-- begin Data records --

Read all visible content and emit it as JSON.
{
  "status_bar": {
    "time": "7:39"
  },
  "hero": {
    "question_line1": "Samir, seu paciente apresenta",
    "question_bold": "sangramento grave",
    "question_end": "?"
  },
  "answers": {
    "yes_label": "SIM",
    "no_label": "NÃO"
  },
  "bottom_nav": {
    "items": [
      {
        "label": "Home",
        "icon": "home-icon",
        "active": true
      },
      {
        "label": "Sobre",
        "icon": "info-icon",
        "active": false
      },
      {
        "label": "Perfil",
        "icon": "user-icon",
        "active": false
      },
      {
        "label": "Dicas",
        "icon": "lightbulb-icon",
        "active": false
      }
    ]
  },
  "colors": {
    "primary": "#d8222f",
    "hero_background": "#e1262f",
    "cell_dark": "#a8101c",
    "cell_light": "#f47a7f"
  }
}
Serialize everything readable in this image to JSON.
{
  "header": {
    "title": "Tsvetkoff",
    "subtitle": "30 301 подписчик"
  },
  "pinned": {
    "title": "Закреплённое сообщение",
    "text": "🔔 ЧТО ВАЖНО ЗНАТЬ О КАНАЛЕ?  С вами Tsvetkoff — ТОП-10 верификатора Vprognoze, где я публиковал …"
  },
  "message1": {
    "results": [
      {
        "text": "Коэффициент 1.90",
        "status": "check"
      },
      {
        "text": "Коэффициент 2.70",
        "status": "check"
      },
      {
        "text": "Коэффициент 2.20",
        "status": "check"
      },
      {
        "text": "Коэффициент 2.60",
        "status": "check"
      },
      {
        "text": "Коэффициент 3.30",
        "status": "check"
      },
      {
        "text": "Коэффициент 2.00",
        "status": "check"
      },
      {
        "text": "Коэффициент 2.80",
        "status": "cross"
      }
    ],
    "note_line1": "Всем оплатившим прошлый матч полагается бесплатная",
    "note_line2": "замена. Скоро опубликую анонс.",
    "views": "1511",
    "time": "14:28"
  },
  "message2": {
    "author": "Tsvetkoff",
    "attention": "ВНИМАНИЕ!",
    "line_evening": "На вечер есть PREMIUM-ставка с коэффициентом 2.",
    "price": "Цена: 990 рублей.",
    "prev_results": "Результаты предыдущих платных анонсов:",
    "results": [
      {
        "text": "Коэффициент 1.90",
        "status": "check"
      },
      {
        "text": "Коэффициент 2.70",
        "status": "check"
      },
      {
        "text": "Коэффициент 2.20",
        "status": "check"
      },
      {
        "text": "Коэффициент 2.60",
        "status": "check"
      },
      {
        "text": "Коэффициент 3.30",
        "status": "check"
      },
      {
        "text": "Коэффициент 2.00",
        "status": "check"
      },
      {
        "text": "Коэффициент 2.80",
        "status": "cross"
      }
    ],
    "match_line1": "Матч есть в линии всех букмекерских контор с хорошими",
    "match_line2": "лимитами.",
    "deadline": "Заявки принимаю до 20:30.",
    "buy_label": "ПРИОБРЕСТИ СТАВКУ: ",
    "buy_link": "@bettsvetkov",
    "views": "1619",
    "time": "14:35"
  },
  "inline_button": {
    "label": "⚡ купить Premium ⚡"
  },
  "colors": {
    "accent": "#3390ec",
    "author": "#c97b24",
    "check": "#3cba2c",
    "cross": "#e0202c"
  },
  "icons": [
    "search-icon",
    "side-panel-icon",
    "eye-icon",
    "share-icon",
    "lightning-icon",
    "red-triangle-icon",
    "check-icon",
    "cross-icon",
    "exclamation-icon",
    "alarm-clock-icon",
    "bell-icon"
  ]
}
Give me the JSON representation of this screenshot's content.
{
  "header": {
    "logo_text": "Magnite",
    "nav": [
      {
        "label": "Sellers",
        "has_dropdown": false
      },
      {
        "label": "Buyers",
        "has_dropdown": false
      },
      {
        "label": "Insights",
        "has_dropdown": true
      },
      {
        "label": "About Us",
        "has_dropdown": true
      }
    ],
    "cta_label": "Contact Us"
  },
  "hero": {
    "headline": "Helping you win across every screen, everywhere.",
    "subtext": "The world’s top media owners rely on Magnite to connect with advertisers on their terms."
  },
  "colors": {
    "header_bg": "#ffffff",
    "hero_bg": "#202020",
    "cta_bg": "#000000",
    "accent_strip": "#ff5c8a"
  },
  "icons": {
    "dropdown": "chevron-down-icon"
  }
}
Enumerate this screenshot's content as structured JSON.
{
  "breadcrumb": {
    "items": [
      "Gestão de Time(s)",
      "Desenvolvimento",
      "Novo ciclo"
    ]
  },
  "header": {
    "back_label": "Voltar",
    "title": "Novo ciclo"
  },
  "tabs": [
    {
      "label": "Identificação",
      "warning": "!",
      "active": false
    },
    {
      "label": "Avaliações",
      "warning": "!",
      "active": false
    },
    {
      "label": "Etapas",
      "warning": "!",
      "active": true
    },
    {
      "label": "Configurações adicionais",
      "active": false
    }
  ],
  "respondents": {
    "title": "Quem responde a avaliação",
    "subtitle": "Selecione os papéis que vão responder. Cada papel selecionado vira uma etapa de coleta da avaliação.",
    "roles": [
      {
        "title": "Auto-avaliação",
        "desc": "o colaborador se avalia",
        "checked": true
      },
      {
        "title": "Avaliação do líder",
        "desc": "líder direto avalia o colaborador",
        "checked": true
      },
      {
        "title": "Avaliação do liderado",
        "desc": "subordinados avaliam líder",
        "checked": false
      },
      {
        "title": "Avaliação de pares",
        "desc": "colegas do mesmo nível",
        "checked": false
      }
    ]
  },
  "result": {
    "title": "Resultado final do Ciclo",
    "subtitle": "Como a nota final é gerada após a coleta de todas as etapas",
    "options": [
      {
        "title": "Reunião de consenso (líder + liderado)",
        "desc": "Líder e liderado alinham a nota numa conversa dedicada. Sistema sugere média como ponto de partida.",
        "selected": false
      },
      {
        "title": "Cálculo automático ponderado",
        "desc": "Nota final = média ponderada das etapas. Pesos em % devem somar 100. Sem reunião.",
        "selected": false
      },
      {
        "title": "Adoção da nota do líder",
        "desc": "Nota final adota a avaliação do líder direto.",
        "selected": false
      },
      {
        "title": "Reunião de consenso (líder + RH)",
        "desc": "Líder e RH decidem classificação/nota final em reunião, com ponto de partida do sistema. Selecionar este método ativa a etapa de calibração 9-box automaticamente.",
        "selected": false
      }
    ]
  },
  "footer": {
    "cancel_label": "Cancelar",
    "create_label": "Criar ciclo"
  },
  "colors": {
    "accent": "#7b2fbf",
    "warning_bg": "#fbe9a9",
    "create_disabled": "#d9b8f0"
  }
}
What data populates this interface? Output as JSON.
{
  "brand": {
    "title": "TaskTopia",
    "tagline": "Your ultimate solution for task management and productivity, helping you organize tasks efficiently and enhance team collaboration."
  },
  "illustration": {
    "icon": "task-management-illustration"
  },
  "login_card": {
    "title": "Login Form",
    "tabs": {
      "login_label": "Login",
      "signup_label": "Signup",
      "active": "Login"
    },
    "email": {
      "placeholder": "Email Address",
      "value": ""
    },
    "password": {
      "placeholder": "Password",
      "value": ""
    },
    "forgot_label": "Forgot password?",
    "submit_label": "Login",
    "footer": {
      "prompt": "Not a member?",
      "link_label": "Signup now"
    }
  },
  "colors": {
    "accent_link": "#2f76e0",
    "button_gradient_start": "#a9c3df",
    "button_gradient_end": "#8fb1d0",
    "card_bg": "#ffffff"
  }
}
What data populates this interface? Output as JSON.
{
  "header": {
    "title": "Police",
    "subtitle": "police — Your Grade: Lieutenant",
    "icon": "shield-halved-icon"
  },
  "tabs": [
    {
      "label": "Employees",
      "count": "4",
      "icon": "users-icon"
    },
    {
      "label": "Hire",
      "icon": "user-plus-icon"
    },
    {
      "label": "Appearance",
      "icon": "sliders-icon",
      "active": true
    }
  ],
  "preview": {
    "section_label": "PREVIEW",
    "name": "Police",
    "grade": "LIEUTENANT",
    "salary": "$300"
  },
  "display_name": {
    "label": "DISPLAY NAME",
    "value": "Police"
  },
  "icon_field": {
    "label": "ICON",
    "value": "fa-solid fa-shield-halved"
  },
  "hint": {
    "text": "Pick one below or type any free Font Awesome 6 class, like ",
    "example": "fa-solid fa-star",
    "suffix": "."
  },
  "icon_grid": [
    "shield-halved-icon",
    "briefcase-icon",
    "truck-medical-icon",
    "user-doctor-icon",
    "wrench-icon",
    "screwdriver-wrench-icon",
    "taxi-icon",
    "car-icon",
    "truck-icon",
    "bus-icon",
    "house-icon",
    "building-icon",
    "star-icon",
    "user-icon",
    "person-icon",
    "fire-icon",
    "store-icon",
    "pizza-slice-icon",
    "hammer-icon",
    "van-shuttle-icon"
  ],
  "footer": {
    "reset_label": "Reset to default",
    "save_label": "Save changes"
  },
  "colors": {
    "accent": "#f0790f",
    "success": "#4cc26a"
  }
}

-- end Data records --

• [Directive]
Where does the word "ponto" appear? Return each line that holds it.

• [Expected answer]
        "desc": "Líder e liderado alinham a nota numa conversa dedicada. Sistema sugere média como ponto de partida.",
        "desc": "Líder e RH decidem classificação/nota final em reunião, com ponto de partida do sistema. Selecionar este método ativa a etapa de calibração 9-box automaticamente.",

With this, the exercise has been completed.